Extract all lines that hold "resultados" from the records below.

- - - -

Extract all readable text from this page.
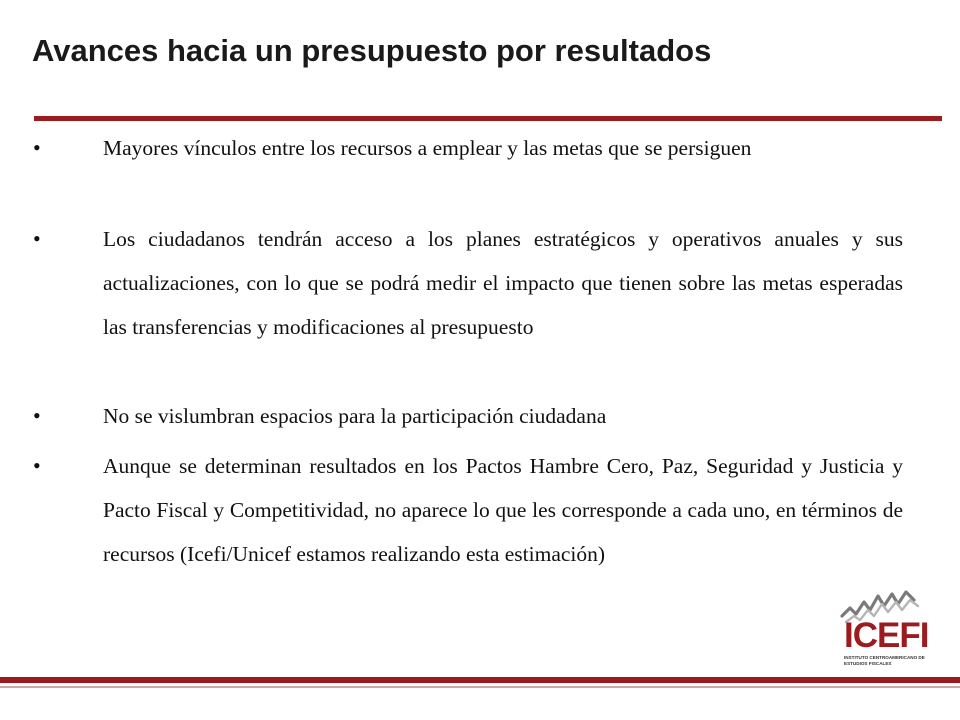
Avances hacia un presupuesto por resultados
•	Mayores vínculos entre los recursos a emplear y las metas que se persiguen
•	Los ciudadanos tendrán acceso a los planes estratégicos y operativos anuales y sus actualizaciones, con lo que se podrá medir el impacto que tienen sobre las metas esperadas las transferencias y modificaciones al presupuesto
•	No se vislumbran espacios para la participación ciudadana
•	Aunque se determinan resultados en los Pactos Hambre Cero, Paz, Seguridad y Justicia y Pacto Fiscal y Competitividad, no aparece lo que les corresponde a cada uno, en términos de recursos (Icefi/Unicef estamos realizando esta estimación)
ICEFI
INSTITUTO CENTROAMERICANO DE ESTUDIOS FISCALES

- - - -

| Solution to this task |
Avances hacia un presupuesto por resultados
•	Aunque se determinan resultados en los Pactos Hambre Cero, Paz, Seguridad y Justicia y Pacto Fiscal y Competitividad, no aparece lo que les corresponde a cada uno, en términos de recursos (Icefi/Unicef estamos realizando esta estimación)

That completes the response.